E graças à China, o ser humano poderá chegar ao ponto de não precisar mais apertar o tubo da pasta de dentes. É que os chineses lançaram no mercado o Kit Dispenser Automático, um aparelho que funciona como suporte pro creme dental e que possibilita, com apenas um toque feito com a escova, que a pasta caia direto nas cerdas, na medida certa e pronta pra escovação.
 
Quando soube disso pensei que fosse só uma brincadeira, uma invenção maluca como aquelas do guarda chuva pros pés ou da gravata com espelho. Que nada. Na loja Mercado Livre, na internet, por exemplo, encontrei um rebanho com mais de 100 modelos diferentes do aparelho. Várias cores, tamanhos, preços, etc. Um mar de opções, a perder de vista e a nos forçar a acreditar que a coisa só pode ser séria.
 
De onde será que veio a ideia pra essa criação? Quem terá sido o empreendedor dessa façanha? O que fará o ser humano com o tempo economizado com mais essa comodidade? Estaríamos nós, humanos, desenvolvendo mais um instinto natural: o de transformar tudo em mercadoria, a qualquer custo, por mais desnecessária que esta venha a ser? Estaríamos a caminho do fim, da condenação de sermos obrigados a não fazer nada, não pensar, não se mover, apenas parar?
 
A partir desse kit, é bem possível que, neste momento, algum empreendedor já esteja pensando em algo como: um aparelho pra escovar nossos próprios dentes e em um outro pra abrir a nossa boca e ficar segurando nossos queixos durante a escovação.
 
Seja como for, o que parece certo é que o Kit Dispenser Automático contribui com o PIB da China, o PIB que se assenhora dos economistas e governos do mundo todo e os faz render-lhe graças, copiá-lo, estudá-lo, endeusá-lo. O PIB que determina o que o mundo é, o que as pessoas devem ser, o que deve ser feito. O PIB que reduz as pessoas a meros números, que suplanta o nosso ser e que transforma a vida das pessoas num imenso vazio.

# # # # #

» **INSTRUÇÃO DADA**:
Reescreva o trecho do texto sobre o dispenser de pasta de dentes que vai de "Quando soube disso" até "pode ser séria.", trocando "rebanho" por "catálogo".

# # # # #

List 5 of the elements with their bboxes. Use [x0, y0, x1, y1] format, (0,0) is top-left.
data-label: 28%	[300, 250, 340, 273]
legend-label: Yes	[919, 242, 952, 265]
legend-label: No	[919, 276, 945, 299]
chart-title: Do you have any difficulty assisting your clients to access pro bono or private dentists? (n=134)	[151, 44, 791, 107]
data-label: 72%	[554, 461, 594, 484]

# # # # #

» **RESULTADO DO EXERCÍCIO**:
Quando soube disso pensei que fosse só uma brincadeira, uma invenção maluca como aquelas do guarda chuva pros pés ou da gravata com espelho. Que nada. Na loja Mercado Livre, na internet, por exemplo, encontrei um catálogo com mais de 100 modelos diferentes do aparelho. Várias cores, tamanhos, preços, etc. Um mar de opções, a perder de vista e a nos forçar a acreditar que a coisa só pode ser séria.